Task to carry out: Can you retype every record below exactly as written?

## start Material

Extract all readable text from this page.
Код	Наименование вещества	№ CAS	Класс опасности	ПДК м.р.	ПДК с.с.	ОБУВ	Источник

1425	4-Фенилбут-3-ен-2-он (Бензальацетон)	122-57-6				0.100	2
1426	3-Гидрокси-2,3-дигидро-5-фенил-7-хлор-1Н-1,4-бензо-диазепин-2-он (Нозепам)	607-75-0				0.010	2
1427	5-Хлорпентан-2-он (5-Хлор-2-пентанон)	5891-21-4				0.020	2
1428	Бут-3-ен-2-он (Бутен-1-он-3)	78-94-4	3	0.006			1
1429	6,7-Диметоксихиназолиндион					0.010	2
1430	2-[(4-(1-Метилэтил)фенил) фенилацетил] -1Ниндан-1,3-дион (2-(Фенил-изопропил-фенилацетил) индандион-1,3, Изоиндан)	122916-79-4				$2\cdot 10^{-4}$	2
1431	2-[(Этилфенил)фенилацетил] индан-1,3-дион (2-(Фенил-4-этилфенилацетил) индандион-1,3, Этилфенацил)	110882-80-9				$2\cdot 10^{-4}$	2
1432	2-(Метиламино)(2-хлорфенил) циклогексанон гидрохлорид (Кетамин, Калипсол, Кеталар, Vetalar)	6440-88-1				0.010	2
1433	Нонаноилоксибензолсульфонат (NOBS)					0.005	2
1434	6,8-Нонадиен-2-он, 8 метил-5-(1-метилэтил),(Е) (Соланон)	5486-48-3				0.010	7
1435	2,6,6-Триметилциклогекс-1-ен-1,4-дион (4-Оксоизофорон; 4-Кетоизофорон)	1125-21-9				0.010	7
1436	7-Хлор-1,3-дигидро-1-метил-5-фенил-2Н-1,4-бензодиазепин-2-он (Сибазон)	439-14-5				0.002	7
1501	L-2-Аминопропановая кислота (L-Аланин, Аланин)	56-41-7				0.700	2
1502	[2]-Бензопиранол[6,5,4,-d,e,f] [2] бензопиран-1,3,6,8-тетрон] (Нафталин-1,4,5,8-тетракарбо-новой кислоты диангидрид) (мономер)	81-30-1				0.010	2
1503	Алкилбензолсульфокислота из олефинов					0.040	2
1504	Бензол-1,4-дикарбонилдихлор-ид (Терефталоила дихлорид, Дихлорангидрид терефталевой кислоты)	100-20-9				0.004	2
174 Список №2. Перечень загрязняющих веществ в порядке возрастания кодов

## end Material

Task output:
Extract all readable text from this page.
Код	Наименование вещества	№ CAS	Класс опасности	ПДК м.р.	ПДК с.с.	ОБУВ	Источник

1425	4-Фенилбут-3-ен-2-он (Бензальацетон)	122-57-6				0.100	2
1426	3-Гидрокси-2,3-дигидро-5-фенил-7-хлор-1Н-1,4-бензо-диазепин-2-он (Нозепам)	607-75-0				0.010	2
1427	5-Хлорпентан-2-он (5-Хлор-2-пентанон)	5891-21-4				0.020	2
1428	Бут-3-ен-2-он (Бутен-1-он-3)	78-94-4	3	0.006			1
1429	6,7-Диметоксихиназолиндион					0.010	2
1430	2-[(4-(1-Метилэтил)фенил) фенилацетил] -1Ниндан-1,3-дион (2-(Фенил-изопропил-фенилацетил) индандион-1,3, Изоиндан)	122916-79-4				$2\cdot 10^{-4}$	2
1431	2-[(Этилфенил)фенилацетил] индан-1,3-дион (2-(Фенил-4-этилфенилацетил) индандион-1,3, Этилфенацил)	110882-80-9				$2\cdot 10^{-4}$	2
1432	2-(Метиламино)(2-хлорфенил) циклогексанон гидрохлорид (Кетамин, Калипсол, Кеталар, Vetalar)	6440-88-1				0.010	2
1433	Нонаноилоксибензолсульфонат (NOBS)					0.005	2
1434	6,8-Нонадиен-2-он, 8 метил-5-(1-метилэтил),(Е) (Соланон)	5486-48-3				0.010	7
1435	2,6,6-Триметилциклогекс-1-ен-1,4-дион (4-Оксоизофорон; 4-Кетоизофорон)	1125-21-9				0.010	7
1436	7-Хлор-1,3-дигидро-1-метил-5-фенил-2Н-1,4-бензодиазепин-2-он (Сибазон)	439-14-5				0.002	7
1501	L-2-Аминопропановая кислота (L-Аланин, Аланин)	56-41-7				0.700	2
1502	[2]-Бензопиранол[6,5,4,-d,e,f] [2] бензопиран-1,3,6,8-тетрон] (Нафталин-1,4,5,8-тетракарбо-новой кислоты диангидрид) (мономер)	81-30-1				0.010	2
1503	Алкилбензолсульфокислота из олефинов					0.040	2
1504	Бензол-1,4-дикарбонилдихлор-ид (Терефталоила дихлорид, Дихлорангидрид терефталевой кислоты)	100-20-9				0.004	2
174 Список №2. Перечень загрязняющих веществ в порядке возрастания кодов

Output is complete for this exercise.